** START OF Data section **

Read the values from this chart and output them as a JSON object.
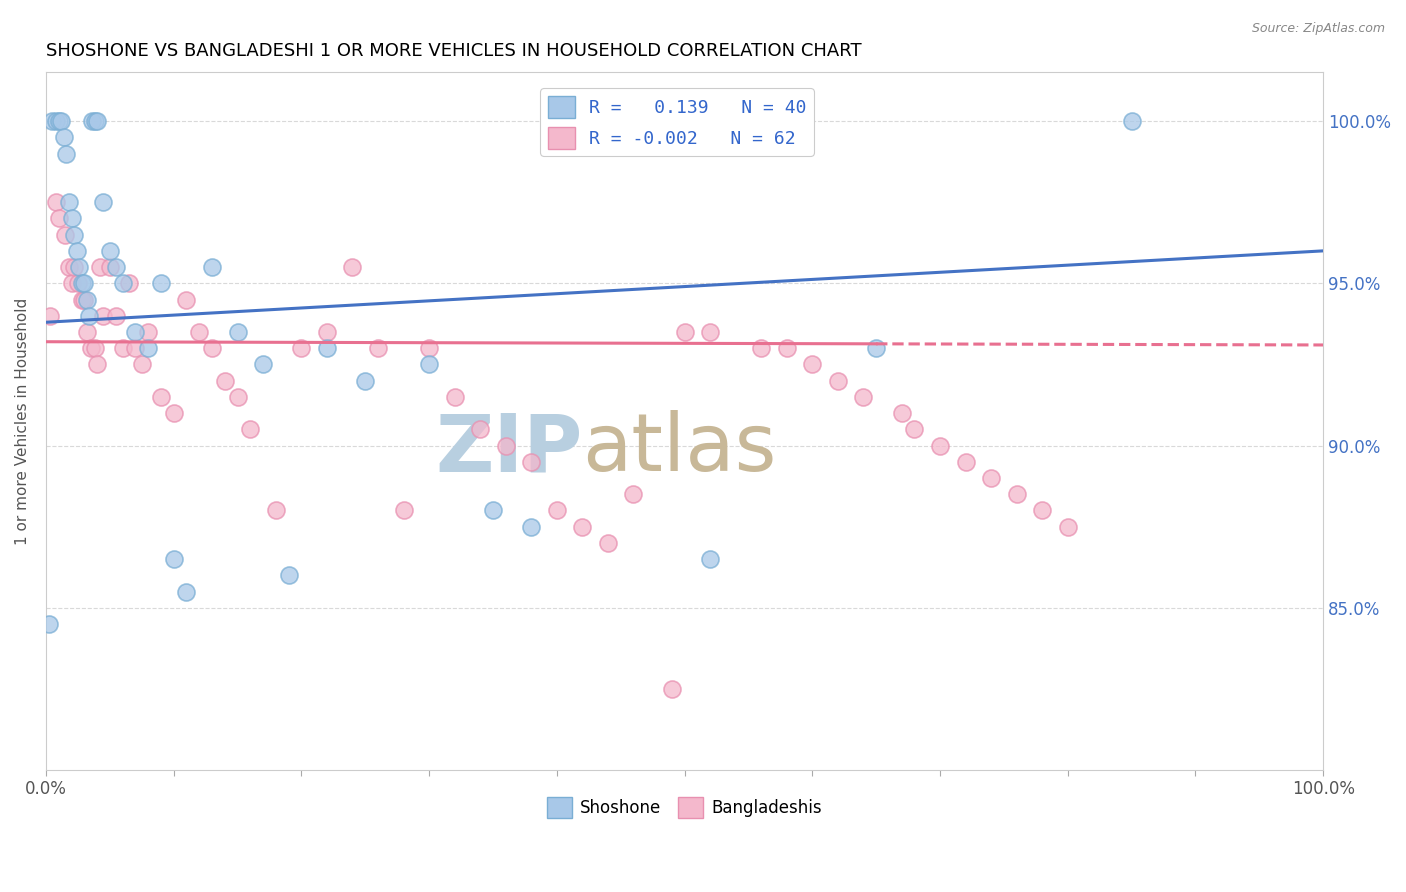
{
  "title": "SHOSHONE VS BANGLADESHI 1 OR MORE VEHICLES IN HOUSEHOLD CORRELATION CHART",
  "source": "Source: ZipAtlas.com",
  "ylabel": "1 or more Vehicles in Household",
  "xmin": 0.0,
  "xmax": 100.0,
  "ymin": 80.0,
  "ymax": 101.5,
  "yticks": [
    85.0,
    90.0,
    95.0,
    100.0
  ],
  "ytick_labels": [
    "85.0%",
    "90.0%",
    "95.0%",
    "100.0%"
  ],
  "legend_r_shoshone": "R =   0.139",
  "legend_n_shoshone": "N = 40",
  "legend_r_bangladeshi": "R = -0.002",
  "legend_n_bangladeshi": "N = 62",
  "shoshone_color": "#a8c8e8",
  "bangladeshi_color": "#f4b8cc",
  "shoshone_edge_color": "#7aaed4",
  "bangladeshi_edge_color": "#e890b0",
  "shoshone_line_color": "#4472c4",
  "bangladeshi_line_color": "#e87090",
  "watermark_zip_color": "#c0d4e8",
  "watermark_atlas_color": "#d4c8b0",
  "background_color": "#ffffff",
  "grid_color": "#d0d0d0",
  "shoshone_x": [
    0.2,
    0.5,
    0.8,
    1.0,
    1.2,
    1.4,
    1.6,
    1.8,
    2.0,
    2.2,
    2.4,
    2.6,
    2.8,
    3.0,
    3.2,
    3.4,
    3.6,
    3.8,
    4.0,
    4.5,
    5.0,
    5.5,
    6.0,
    7.0,
    8.0,
    9.0,
    10.0,
    11.0,
    13.0,
    15.0,
    17.0,
    19.0,
    22.0,
    25.0,
    30.0,
    35.0,
    38.0,
    52.0,
    65.0,
    85.0
  ],
  "shoshone_y": [
    84.5,
    100.0,
    100.0,
    100.0,
    100.0,
    99.5,
    99.0,
    97.5,
    97.0,
    96.5,
    96.0,
    95.5,
    95.0,
    95.0,
    94.5,
    94.0,
    100.0,
    100.0,
    100.0,
    97.5,
    96.0,
    95.5,
    95.0,
    93.5,
    93.0,
    95.0,
    86.5,
    85.5,
    95.5,
    93.5,
    92.5,
    86.0,
    93.0,
    92.0,
    92.5,
    88.0,
    87.5,
    86.5,
    93.0,
    100.0
  ],
  "bangladeshi_x": [
    0.3,
    0.8,
    1.0,
    1.5,
    1.8,
    2.0,
    2.2,
    2.5,
    2.8,
    3.0,
    3.2,
    3.5,
    3.8,
    4.0,
    4.2,
    4.5,
    5.0,
    5.5,
    6.0,
    6.5,
    7.0,
    7.5,
    8.0,
    9.0,
    10.0,
    11.0,
    12.0,
    13.0,
    14.0,
    15.0,
    16.0,
    18.0,
    20.0,
    22.0,
    24.0,
    26.0,
    28.0,
    30.0,
    32.0,
    34.0,
    36.0,
    38.0,
    40.0,
    42.0,
    44.0,
    46.0,
    49.0,
    52.0,
    56.0,
    58.0,
    60.0,
    62.0,
    64.0,
    50.0,
    67.0,
    68.0,
    70.0,
    72.0,
    74.0,
    76.0,
    78.0,
    80.0
  ],
  "bangladeshi_y": [
    94.0,
    97.5,
    97.0,
    96.5,
    95.5,
    95.0,
    95.5,
    95.0,
    94.5,
    94.5,
    93.5,
    93.0,
    93.0,
    92.5,
    95.5,
    94.0,
    95.5,
    94.0,
    93.0,
    95.0,
    93.0,
    92.5,
    93.5,
    91.5,
    91.0,
    94.5,
    93.5,
    93.0,
    92.0,
    91.5,
    90.5,
    88.0,
    93.0,
    93.5,
    95.5,
    93.0,
    88.0,
    93.0,
    91.5,
    90.5,
    90.0,
    89.5,
    88.0,
    87.5,
    87.0,
    88.5,
    82.5,
    93.5,
    93.0,
    93.0,
    92.5,
    92.0,
    91.5,
    93.5,
    91.0,
    90.5,
    90.0,
    89.5,
    89.0,
    88.5,
    88.0,
    87.5
  ],
  "shoshone_trend_x": [
    0.0,
    100.0
  ],
  "shoshone_trend_y": [
    93.8,
    96.0
  ],
  "bangladeshi_trend_x": [
    0.0,
    100.0
  ],
  "bangladeshi_trend_y": [
    93.2,
    93.1
  ]
}
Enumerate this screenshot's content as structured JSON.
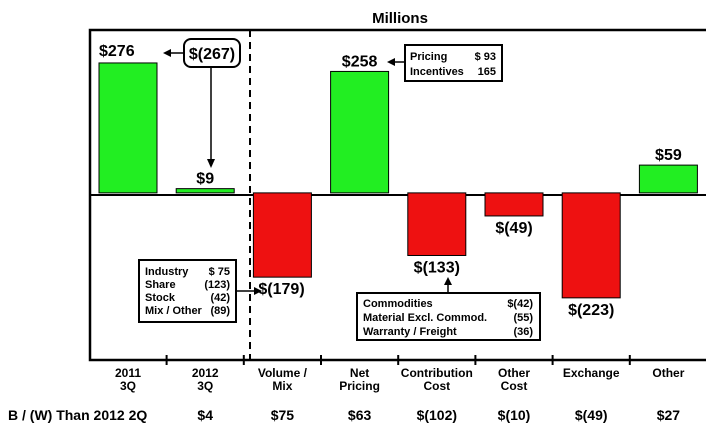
{
  "chart_data": {
    "type": "bar",
    "title": "Millions",
    "categories": [
      "2011\n3Q",
      "2012\n3Q",
      "Volume /\nMix",
      "Net\nPricing",
      "Contribution\nCost",
      "Other\nCost",
      "Exchange",
      "Other"
    ],
    "values": [
      276,
      9,
      -179,
      258,
      -133,
      -49,
      -223,
      59
    ],
    "value_labels": [
      "$276",
      "$9",
      "$(179)",
      "$258",
      "$(133)",
      "$(49)",
      "$(223)",
      "$59"
    ],
    "colors": {
      "positive": "#22ee22",
      "negative": "#ee1111"
    },
    "ylim": [
      -355,
      346
    ],
    "delta_label": "$(267)",
    "comparison_row": {
      "label": "B / (W) Than 2012 2Q",
      "values": [
        "$4",
        "$75",
        "$63",
        "$(102)",
        "$(10)",
        "$(49)",
        "$27"
      ]
    },
    "callouts": {
      "pricing": [
        {
          "label": "Pricing",
          "value": "$ 93"
        },
        {
          "label": "Incentives",
          "value": "165"
        }
      ],
      "volume_mix": [
        {
          "label": "Industry",
          "value": "$  75"
        },
        {
          "label": "Share",
          "value": "(123)"
        },
        {
          "label": "Stock",
          "value": "(42)"
        },
        {
          "label": "Mix / Other",
          "value": "(89)"
        }
      ],
      "contribution_cost": [
        {
          "label": "Commodities",
          "value": "$(42)"
        },
        {
          "label": "Material Excl. Commod.",
          "value": "(55)"
        },
        {
          "label": "Warranty / Freight",
          "value": "(36)"
        }
      ]
    }
  }
}
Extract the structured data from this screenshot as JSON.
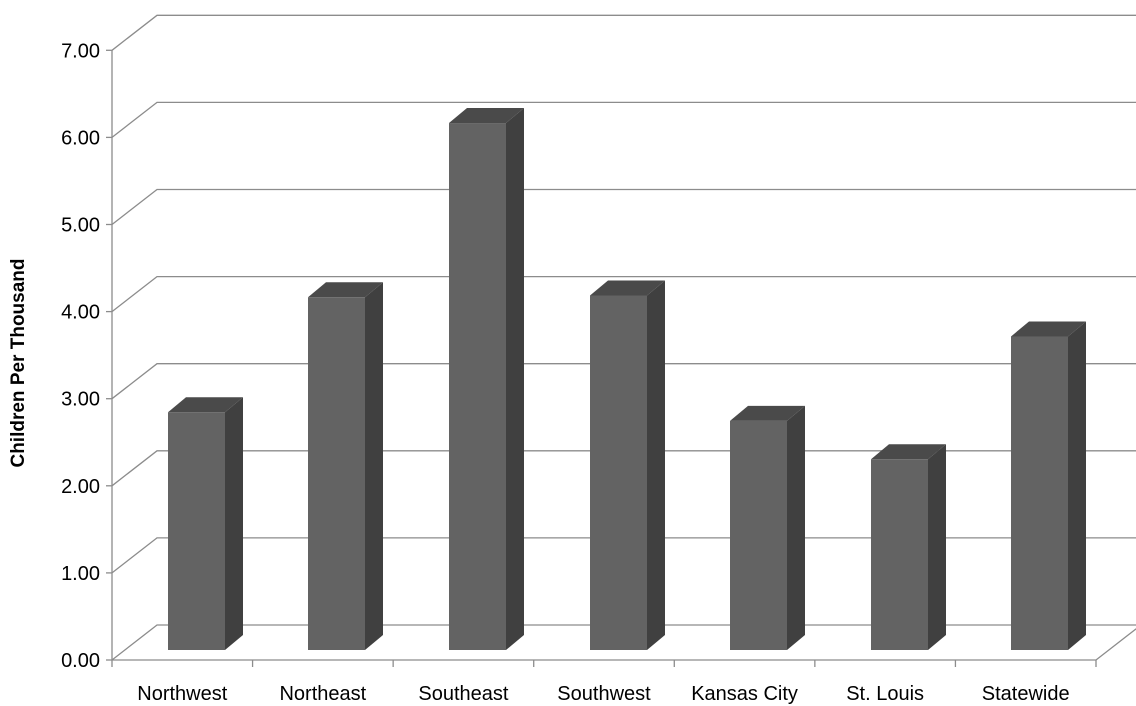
{
  "chart_data": {
    "type": "bar",
    "style": "3d-column",
    "title": "",
    "xlabel": "",
    "ylabel": "Children Per Thousand",
    "ylim": [
      0,
      7
    ],
    "yticks": [
      "0.00",
      "1.00",
      "2.00",
      "3.00",
      "4.00",
      "5.00",
      "6.00",
      "7.00"
    ],
    "grid": true,
    "legend": "none",
    "categories": [
      "Northwest",
      "Northeast",
      "Southeast",
      "Southwest",
      "Kansas City",
      "St. Louis",
      "Statewide"
    ],
    "series": [
      {
        "values": [
          2.73,
          4.05,
          6.05,
          4.07,
          2.63,
          2.19,
          3.6
        ]
      }
    ],
    "colors": {
      "bar_front": "#636363",
      "bar_side": "#404040",
      "bar_top": "#4a4a4a",
      "gridline": "#8c8c8c"
    }
  }
}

** END OF Data section **

What you are asked to do — Copy the listing over exactly, skipping the pictures it holds.

Task answer —
Read the values from this chart and output them as a JSON object.
{
  "title": "SHOSHONE VS BANGLADESHI 1 OR MORE VEHICLES IN HOUSEHOLD CORRELATION CHART",
  "source": "Source: ZipAtlas.com",
  "ylabel": "1 or more Vehicles in Household",
  "xmin": 0.0,
  "xmax": 100.0,
  "ymin": 80.0,
  "ymax": 101.5,
  "yticks": [
    85.0,
    90.0,
    95.0,
    100.0
  ],
  "ytick_labels": [
    "85.0%",
    "90.0%",
    "95.0%",
    "100.0%"
  ],
  "legend_r_shoshone": "R =   0.139",
  "legend_n_shoshone": "N = 40",
  "legend_r_bangladeshi": "R = -0.002",
  "legend_n_bangladeshi": "N = 62",
  "shoshone_color": "#a8c8e8",
  "bangladeshi_color": "#f4b8cc",
  "shoshone_edge_color": "#7aaed4",
  "bangladeshi_edge_color": "#e890b0",
  "shoshone_line_color": "#4472c4",
  "bangladeshi_line_color": "#e87090",
  "watermark_zip_color": "#c0d4e8",
  "watermark_atlas_color": "#d4c8b0",
  "background_color": "#ffffff",
  "grid_color": "#d0d0d0",
  "shoshone_x": [
    0.2,
    0.5,
    0.8,
    1.0,
    1.2,
    1.4,
    1.6,
    1.8,
    2.0,
    2.2,
    2.4,
    2.6,
    2.8,
    3.0,
    3.2,
    3.4,
    3.6,
    3.8,
    4.0,
    4.5,
    5.0,
    5.5,
    6.0,
    7.0,
    8.0,
    9.0,
    10.0,
    11.0,
    13.0,
    15.0,
    17.0,
    19.0,
    22.0,
    25.0,
    30.0,
    35.0,
    38.0,
    52.0,
    65.0,
    85.0
  ],
  "shoshone_y": [
    84.5,
    100.0,
    100.0,
    100.0,
    100.0,
    99.5,
    99.0,
    97.5,
    97.0,
    96.5,
    96.0,
    95.5,
    95.0,
    95.0,
    94.5,
    94.0,
    100.0,
    100.0,
    100.0,
    97.5,
    96.0,
    95.5,
    95.0,
    93.5,
    93.0,
    95.0,
    86.5,
    85.5,
    95.5,
    93.5,
    92.5,
    86.0,
    93.0,
    92.0,
    92.5,
    88.0,
    87.5,
    86.5,
    93.0,
    100.0
  ],
  "bangladeshi_x": [
    0.3,
    0.8,
    1.0,
    1.5,
    1.8,
    2.0,
    2.2,
    2.5,
    2.8,
    3.0,
    3.2,
    3.5,
    3.8,
    4.0,
    4.2,
    4.5,
    5.0,
    5.5,
    6.0,
    6.5,
    7.0,
    7.5,
    8.0,
    9.0,
    10.0,
    11.0,
    12.0,
    13.0,
    14.0,
    15.0,
    16.0,
    18.0,
    20.0,
    22.0,
    24.0,
    26.0,
    28.0,
    30.0,
    32.0,
    34.0,
    36.0,
    38.0,
    40.0,
    42.0,
    44.0,
    46.0,
    49.0,
    52.0,
    56.0,
    58.0,
    60.0,
    62.0,
    64.0,
    50.0,
    67.0,
    68.0,
    70.0,
    72.0,
    74.0,
    76.0,
    78.0,
    80.0
  ],
  "bangladeshi_y": [
    94.0,
    97.5,
    97.0,
    96.5,
    95.5,
    95.0,
    95.5,
    95.0,
    94.5,
    94.5,
    93.5,
    93.0,
    93.0,
    92.5,
    95.5,
    94.0,
    95.5,
    94.0,
    93.0,
    95.0,
    93.0,
    92.5,
    93.5,
    91.5,
    91.0,
    94.5,
    93.5,
    93.0,
    92.0,
    91.5,
    90.5,
    88.0,
    93.0,
    93.5,
    95.5,
    93.0,
    88.0,
    93.0,
    91.5,
    90.5,
    90.0,
    89.5,
    88.0,
    87.5,
    87.0,
    88.5,
    82.5,
    93.5,
    93.0,
    93.0,
    92.5,
    92.0,
    91.5,
    93.5,
    91.0,
    90.5,
    90.0,
    89.5,
    89.0,
    88.5,
    88.0,
    87.5
  ],
  "shoshone_trend_x": [
    0.0,
    100.0
  ],
  "shoshone_trend_y": [
    93.8,
    96.0
  ],
  "bangladeshi_trend_x": [
    0.0,
    100.0
  ],
  "bangladeshi_trend_y": [
    93.2,
    93.1
  ]
}
Enumerate this screenshot's content as structured JSON.
{
  "chart_data": {
    "type": "bar",
    "title": "Millions",
    "categories": [
      "2011\n3Q",
      "2012\n3Q",
      "Volume /\nMix",
      "Net\nPricing",
      "Contribution\nCost",
      "Other\nCost",
      "Exchange",
      "Other"
    ],
    "values": [
      276,
      9,
      -179,
      258,
      -133,
      -49,
      -223,
      59
    ],
    "value_labels": [
      "$276",
      "$9",
      "$(179)",
      "$258",
      "$(133)",
      "$(49)",
      "$(223)",
      "$59"
    ],
    "colors": {
      "positive": "#22ee22",
      "negative": "#ee1111"
    },
    "ylim": [
      -355,
      346
    ],
    "delta_label": "$(267)",
    "comparison_row": {
      "label": "B / (W) Than 2012 2Q",
      "values": [
        "$4",
        "$75",
        "$63",
        "$(102)",
        "$(10)",
        "$(49)",
        "$27"
      ]
    },
    "callouts": {
      "pricing": [
        {
          "label": "Pricing",
          "value": "$ 93"
        },
        {
          "label": "Incentives",
          "value": "165"
        }
      ],
      "volume_mix": [
        {
          "label": "Industry",
          "value": "$  75"
        },
        {
          "label": "Share",
          "value": "(123)"
        },
        {
          "label": "Stock",
          "value": "(42)"
        },
        {
          "label": "Mix / Other",
          "value": "(89)"
        }
      ],
      "contribution_cost": [
        {
          "label": "Commodities",
          "value": "$(42)"
        },
        {
          "label": "Material Excl. Commod.",
          "value": "(55)"
        },
        {
          "label": "Warranty / Freight",
          "value": "(36)"
        }
      ]
    }
  }
}
Extract the structured data from this screenshot as JSON.
{
  "chart_data": {
    "type": "bar",
    "style": "3d-column",
    "title": "",
    "xlabel": "",
    "ylabel": "Children Per Thousand",
    "ylim": [
      0,
      7
    ],
    "yticks": [
      "0.00",
      "1.00",
      "2.00",
      "3.00",
      "4.00",
      "5.00",
      "6.00",
      "7.00"
    ],
    "grid": true,
    "legend": "none",
    "categories": [
      "Northwest",
      "Northeast",
      "Southeast",
      "Southwest",
      "Kansas City",
      "St. Louis",
      "Statewide"
    ],
    "series": [
      {
        "values": [
          2.73,
          4.05,
          6.05,
          4.07,
          2.63,
          2.19,
          3.6
        ]
      }
    ],
    "colors": {
      "bar_front": "#636363",
      "bar_side": "#404040",
      "bar_top": "#4a4a4a",
      "gridline": "#8c8c8c"
    }
  }
}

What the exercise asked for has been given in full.